**REQUIRED TASK**
Extract every line where the string "applied" appears.

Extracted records
= = = =
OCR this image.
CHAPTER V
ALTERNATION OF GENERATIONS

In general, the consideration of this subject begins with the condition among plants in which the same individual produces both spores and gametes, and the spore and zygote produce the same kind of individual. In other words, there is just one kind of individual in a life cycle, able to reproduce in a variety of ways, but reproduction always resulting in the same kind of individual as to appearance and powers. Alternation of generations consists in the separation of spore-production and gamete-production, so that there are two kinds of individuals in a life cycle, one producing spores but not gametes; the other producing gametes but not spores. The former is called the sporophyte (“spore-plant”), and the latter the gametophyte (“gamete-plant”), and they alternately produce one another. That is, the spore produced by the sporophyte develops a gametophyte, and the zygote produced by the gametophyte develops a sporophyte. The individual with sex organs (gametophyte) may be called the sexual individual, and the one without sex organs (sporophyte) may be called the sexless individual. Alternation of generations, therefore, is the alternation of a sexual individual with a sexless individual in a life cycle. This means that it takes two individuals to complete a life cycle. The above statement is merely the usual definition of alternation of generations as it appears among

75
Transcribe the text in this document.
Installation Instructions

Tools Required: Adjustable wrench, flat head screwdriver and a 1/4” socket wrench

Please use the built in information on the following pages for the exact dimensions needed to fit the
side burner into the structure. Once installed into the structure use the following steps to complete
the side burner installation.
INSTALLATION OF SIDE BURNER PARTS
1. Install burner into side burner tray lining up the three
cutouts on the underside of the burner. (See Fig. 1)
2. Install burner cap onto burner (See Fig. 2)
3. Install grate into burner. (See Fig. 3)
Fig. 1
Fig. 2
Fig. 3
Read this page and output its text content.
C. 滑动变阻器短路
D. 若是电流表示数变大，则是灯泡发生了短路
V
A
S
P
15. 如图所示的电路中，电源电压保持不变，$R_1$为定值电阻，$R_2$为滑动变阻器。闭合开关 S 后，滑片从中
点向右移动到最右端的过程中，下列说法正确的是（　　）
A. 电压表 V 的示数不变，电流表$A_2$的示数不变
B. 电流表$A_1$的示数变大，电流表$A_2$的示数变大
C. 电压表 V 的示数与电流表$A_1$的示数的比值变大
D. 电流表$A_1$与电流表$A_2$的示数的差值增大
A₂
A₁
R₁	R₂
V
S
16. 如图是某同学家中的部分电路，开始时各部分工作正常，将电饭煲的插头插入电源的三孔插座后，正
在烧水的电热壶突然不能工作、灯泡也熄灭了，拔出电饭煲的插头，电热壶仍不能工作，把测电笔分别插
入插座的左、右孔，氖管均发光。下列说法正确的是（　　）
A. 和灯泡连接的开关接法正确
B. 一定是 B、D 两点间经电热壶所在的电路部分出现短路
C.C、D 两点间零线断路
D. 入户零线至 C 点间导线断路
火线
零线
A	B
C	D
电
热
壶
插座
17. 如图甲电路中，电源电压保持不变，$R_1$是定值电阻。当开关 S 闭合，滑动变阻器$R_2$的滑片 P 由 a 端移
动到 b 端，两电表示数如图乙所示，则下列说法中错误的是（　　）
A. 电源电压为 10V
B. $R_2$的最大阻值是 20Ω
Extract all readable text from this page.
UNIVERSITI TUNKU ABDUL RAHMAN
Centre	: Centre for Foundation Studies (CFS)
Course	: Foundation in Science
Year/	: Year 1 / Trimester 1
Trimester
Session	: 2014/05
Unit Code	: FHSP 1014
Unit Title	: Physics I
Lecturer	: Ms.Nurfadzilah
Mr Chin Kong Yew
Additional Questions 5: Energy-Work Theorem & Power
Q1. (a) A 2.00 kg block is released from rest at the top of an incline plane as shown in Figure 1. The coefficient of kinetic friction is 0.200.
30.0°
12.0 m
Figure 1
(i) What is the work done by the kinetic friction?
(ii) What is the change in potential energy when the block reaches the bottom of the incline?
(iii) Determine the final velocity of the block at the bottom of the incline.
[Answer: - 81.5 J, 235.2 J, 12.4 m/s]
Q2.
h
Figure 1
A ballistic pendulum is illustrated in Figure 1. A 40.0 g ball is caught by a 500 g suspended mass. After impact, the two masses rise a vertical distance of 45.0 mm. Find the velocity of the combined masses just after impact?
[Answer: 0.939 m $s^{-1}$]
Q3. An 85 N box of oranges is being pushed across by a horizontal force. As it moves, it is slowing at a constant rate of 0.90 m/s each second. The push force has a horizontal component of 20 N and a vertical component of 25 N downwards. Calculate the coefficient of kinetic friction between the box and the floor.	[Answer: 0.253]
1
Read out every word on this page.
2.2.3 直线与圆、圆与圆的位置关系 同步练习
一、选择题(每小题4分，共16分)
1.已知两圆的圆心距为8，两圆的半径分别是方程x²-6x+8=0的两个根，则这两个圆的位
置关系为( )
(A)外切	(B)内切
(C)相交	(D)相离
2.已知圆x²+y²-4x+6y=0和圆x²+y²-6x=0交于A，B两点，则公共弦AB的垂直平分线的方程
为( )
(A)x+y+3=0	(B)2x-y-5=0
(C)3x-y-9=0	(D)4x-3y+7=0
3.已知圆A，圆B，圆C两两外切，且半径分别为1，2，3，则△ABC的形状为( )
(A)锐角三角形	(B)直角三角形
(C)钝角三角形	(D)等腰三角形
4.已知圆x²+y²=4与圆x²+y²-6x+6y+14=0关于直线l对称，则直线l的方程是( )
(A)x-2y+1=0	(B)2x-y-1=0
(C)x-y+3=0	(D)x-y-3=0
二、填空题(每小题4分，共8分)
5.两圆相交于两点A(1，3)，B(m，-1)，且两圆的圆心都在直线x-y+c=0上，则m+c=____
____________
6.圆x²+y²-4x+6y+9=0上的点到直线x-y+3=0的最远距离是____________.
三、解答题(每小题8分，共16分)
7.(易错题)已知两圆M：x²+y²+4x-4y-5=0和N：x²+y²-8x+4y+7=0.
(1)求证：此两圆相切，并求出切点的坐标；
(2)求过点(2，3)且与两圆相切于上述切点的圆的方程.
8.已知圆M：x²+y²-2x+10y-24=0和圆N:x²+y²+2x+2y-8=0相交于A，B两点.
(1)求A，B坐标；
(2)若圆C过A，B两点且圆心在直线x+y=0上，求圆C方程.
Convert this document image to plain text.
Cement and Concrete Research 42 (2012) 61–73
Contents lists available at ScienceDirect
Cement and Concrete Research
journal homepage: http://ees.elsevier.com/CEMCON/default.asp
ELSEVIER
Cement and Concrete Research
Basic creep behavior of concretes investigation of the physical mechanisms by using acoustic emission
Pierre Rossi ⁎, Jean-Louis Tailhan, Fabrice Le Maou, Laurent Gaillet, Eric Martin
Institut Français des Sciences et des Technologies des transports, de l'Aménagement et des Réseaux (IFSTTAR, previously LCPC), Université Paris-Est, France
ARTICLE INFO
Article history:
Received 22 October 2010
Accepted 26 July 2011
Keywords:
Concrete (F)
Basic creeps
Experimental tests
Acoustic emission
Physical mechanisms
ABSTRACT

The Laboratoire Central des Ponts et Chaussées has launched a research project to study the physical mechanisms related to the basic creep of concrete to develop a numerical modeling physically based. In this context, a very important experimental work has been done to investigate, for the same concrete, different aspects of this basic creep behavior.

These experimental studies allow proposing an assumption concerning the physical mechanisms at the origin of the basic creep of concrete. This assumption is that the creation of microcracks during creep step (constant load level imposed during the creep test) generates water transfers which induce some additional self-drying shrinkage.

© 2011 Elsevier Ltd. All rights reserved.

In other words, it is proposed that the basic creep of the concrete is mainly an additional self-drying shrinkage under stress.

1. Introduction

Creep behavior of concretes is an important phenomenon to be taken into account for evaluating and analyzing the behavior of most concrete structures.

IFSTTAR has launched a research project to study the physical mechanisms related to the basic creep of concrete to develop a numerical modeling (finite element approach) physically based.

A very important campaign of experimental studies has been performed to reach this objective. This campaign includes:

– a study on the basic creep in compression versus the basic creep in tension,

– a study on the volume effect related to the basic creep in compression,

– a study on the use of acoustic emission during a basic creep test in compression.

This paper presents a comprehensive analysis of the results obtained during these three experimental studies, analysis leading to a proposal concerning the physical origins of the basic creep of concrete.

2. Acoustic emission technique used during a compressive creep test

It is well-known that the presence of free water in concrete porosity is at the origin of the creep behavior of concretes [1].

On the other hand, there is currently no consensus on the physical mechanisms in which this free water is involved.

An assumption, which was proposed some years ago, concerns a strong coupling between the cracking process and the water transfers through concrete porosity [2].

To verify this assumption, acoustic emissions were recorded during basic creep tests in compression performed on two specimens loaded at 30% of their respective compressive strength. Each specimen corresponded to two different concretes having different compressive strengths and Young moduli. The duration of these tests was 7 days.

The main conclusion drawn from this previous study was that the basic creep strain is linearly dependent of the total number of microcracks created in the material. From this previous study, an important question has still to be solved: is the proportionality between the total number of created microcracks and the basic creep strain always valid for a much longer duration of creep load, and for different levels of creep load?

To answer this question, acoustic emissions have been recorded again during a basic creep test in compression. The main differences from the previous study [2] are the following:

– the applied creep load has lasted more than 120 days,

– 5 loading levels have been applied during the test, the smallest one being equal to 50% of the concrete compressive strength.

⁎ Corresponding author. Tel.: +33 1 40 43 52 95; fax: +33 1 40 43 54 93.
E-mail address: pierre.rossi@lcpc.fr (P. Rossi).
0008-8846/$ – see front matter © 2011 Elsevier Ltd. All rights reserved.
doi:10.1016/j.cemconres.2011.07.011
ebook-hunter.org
= = = =
**REPLY TO THE EXERCISE**
– the applied creep load has lasted more than 120 days,
– 5 loading levels have been applied during the test, the smallest one being equal to 50% of the concrete compressive strength.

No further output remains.